» **Requirements**: Tally the lines that contain the string "mental" and state that total without comment.

※

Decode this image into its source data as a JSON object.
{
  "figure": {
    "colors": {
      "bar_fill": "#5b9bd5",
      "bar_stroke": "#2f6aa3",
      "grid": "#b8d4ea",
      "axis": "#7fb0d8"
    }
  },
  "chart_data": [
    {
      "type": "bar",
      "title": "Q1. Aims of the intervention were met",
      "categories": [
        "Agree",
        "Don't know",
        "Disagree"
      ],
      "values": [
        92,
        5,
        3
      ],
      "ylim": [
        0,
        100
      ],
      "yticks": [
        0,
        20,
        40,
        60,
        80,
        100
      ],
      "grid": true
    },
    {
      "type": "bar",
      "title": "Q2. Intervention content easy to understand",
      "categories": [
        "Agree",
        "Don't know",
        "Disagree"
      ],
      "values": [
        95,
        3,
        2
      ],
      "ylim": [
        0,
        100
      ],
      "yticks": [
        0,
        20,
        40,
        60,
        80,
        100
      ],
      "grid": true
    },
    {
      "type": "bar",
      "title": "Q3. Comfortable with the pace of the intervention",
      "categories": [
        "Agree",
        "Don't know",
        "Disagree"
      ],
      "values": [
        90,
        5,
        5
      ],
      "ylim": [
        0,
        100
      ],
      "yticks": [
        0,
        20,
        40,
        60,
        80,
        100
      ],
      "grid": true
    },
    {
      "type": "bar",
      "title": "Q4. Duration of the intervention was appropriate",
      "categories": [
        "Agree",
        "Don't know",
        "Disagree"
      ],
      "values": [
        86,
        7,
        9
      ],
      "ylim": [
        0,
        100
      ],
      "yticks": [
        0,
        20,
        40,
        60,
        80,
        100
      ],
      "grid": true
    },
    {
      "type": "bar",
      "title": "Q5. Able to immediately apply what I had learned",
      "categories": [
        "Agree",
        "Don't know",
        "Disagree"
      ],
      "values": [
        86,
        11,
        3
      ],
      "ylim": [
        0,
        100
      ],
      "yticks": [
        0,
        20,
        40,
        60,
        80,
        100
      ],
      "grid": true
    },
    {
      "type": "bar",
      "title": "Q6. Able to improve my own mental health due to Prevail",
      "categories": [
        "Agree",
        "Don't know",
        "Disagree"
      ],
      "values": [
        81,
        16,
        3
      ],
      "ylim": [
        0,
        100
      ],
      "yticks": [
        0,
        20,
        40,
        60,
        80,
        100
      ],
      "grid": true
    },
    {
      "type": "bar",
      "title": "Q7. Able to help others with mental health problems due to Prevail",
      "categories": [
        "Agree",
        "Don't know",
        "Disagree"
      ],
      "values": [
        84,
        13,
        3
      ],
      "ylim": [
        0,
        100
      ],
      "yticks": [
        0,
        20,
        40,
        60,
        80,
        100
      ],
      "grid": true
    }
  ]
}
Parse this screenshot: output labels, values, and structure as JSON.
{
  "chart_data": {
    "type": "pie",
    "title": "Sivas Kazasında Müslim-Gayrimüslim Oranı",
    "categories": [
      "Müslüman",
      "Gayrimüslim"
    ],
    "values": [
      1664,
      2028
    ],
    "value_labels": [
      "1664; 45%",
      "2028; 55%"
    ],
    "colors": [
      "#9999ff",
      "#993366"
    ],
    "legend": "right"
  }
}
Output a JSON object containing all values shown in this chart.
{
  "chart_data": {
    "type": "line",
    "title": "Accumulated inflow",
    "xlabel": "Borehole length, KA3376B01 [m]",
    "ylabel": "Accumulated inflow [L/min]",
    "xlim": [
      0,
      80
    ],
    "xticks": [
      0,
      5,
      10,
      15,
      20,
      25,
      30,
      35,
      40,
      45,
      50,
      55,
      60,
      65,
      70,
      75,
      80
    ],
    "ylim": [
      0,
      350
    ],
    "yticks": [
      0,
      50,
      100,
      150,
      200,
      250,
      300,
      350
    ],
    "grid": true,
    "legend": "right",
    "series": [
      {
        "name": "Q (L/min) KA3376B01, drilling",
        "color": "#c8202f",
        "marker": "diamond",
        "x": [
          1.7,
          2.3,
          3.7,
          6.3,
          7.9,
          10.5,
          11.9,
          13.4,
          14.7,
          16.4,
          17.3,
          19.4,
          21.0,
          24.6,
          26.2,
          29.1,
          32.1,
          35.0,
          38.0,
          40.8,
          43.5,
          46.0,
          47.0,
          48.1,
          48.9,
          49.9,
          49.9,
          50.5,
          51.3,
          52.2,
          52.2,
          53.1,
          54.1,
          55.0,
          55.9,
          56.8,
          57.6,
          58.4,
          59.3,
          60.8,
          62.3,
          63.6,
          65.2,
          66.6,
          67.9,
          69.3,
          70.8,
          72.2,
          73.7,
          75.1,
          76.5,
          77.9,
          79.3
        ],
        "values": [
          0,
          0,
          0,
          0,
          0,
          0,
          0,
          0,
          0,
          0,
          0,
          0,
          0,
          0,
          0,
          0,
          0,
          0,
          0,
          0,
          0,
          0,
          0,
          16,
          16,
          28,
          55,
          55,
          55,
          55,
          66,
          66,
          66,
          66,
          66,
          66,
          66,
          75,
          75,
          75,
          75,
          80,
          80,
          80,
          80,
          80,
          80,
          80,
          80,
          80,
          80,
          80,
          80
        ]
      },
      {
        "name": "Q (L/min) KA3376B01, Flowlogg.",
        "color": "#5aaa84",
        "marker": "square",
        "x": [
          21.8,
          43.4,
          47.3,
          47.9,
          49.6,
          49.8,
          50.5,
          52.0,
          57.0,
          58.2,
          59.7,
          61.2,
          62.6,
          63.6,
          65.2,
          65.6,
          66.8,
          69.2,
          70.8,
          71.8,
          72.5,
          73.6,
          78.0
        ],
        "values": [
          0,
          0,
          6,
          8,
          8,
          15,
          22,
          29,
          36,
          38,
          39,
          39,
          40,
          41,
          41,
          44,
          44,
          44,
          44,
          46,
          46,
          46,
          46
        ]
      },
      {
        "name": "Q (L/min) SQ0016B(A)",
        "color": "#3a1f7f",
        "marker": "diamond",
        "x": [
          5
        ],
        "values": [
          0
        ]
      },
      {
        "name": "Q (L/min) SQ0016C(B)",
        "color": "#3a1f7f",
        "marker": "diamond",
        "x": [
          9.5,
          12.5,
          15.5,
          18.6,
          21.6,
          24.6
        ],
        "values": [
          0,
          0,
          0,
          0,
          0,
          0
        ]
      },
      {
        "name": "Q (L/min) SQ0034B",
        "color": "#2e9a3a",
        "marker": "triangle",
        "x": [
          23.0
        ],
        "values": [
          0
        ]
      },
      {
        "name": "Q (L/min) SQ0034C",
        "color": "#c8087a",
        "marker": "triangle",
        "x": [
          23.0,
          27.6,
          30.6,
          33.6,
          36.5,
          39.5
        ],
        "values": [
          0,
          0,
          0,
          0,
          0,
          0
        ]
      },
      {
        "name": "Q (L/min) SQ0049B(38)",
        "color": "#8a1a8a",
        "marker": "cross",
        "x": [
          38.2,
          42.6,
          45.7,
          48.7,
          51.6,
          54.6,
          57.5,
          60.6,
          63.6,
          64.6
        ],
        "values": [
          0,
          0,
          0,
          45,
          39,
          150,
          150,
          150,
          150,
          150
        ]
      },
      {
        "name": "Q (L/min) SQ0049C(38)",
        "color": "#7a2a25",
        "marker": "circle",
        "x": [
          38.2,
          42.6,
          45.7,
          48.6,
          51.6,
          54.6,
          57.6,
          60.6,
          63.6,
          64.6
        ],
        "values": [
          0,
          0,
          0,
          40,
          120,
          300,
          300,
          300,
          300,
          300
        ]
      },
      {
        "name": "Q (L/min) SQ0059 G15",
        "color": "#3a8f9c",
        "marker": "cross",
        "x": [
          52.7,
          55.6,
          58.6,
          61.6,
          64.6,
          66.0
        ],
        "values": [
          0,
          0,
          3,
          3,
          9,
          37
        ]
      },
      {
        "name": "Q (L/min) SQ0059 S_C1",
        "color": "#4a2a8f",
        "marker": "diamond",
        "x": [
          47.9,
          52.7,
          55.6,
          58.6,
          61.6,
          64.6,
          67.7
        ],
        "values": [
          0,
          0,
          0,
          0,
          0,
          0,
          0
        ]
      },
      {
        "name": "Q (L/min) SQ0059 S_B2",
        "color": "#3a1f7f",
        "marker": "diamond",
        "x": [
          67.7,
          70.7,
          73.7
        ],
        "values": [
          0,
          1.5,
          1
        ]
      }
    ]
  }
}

※

» **Complete answer**: 2